>> Begin ENTRIES

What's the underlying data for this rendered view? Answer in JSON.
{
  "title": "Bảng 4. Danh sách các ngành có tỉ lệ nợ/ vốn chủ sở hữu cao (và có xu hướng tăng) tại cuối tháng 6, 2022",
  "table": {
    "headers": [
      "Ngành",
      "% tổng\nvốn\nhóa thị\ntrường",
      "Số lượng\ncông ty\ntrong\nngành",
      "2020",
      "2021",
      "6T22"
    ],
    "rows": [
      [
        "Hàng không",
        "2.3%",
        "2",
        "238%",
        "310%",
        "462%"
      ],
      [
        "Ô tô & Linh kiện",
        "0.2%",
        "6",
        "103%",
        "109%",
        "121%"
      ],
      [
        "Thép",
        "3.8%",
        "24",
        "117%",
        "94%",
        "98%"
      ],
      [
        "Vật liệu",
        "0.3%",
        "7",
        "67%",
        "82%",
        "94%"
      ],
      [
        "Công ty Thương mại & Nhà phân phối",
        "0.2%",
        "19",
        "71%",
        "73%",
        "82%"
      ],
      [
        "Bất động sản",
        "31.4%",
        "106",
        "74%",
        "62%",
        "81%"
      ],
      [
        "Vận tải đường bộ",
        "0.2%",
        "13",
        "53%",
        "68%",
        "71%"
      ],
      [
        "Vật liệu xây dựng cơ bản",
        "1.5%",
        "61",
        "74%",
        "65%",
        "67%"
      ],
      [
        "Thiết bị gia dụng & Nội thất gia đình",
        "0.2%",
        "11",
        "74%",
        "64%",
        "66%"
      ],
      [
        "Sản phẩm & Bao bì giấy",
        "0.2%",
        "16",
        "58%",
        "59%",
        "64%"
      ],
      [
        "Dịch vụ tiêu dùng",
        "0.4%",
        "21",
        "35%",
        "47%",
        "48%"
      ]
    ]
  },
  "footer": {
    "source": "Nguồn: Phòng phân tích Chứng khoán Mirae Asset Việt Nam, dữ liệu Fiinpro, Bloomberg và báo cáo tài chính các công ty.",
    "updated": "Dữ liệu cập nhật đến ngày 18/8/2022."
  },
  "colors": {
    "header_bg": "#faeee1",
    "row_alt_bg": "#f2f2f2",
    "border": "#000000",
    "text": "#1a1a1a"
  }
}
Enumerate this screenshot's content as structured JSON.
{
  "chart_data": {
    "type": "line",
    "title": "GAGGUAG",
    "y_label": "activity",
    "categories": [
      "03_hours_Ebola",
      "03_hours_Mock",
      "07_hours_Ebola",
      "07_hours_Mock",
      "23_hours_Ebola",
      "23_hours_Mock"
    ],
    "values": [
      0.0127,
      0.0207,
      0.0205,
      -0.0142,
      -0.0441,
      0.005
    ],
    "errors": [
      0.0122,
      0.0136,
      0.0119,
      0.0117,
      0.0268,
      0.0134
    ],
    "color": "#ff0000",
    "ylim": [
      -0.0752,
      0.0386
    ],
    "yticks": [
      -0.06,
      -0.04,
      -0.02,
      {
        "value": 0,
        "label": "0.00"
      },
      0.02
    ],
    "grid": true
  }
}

>> End ENTRIES

THE PROBLEM: Every line from the one holding "Enumerate this screenshot's" through the final line of the listing must be echoed exactly; leave out all other lines.

EXERCISE RESPONSE:
Enumerate this screenshot's content as structured JSON.
{
  "chart_data": {
    "type": "line",
    "title": "GAGGUAG",
    "y_label": "activity",
    "categories": [
      "03_hours_Ebola",
      "03_hours_Mock",
      "07_hours_Ebola",
      "07_hours_Mock",
      "23_hours_Ebola",
      "23_hours_Mock"
    ],
    "values": [
      0.0127,
      0.0207,
      0.0205,
      -0.0142,
      -0.0441,
      0.005
    ],
    "errors": [
      0.0122,
      0.0136,
      0.0119,
      0.0117,
      0.0268,
      0.0134
    ],
    "color": "#ff0000",
    "ylim": [
      -0.0752,
      0.0386
    ],
    "yticks": [
      -0.06,
      -0.04,
      -0.02,
      {
        "value": 0,
        "label": "0.00"
      },
      0.02
    ],
    "grid": true
  }
}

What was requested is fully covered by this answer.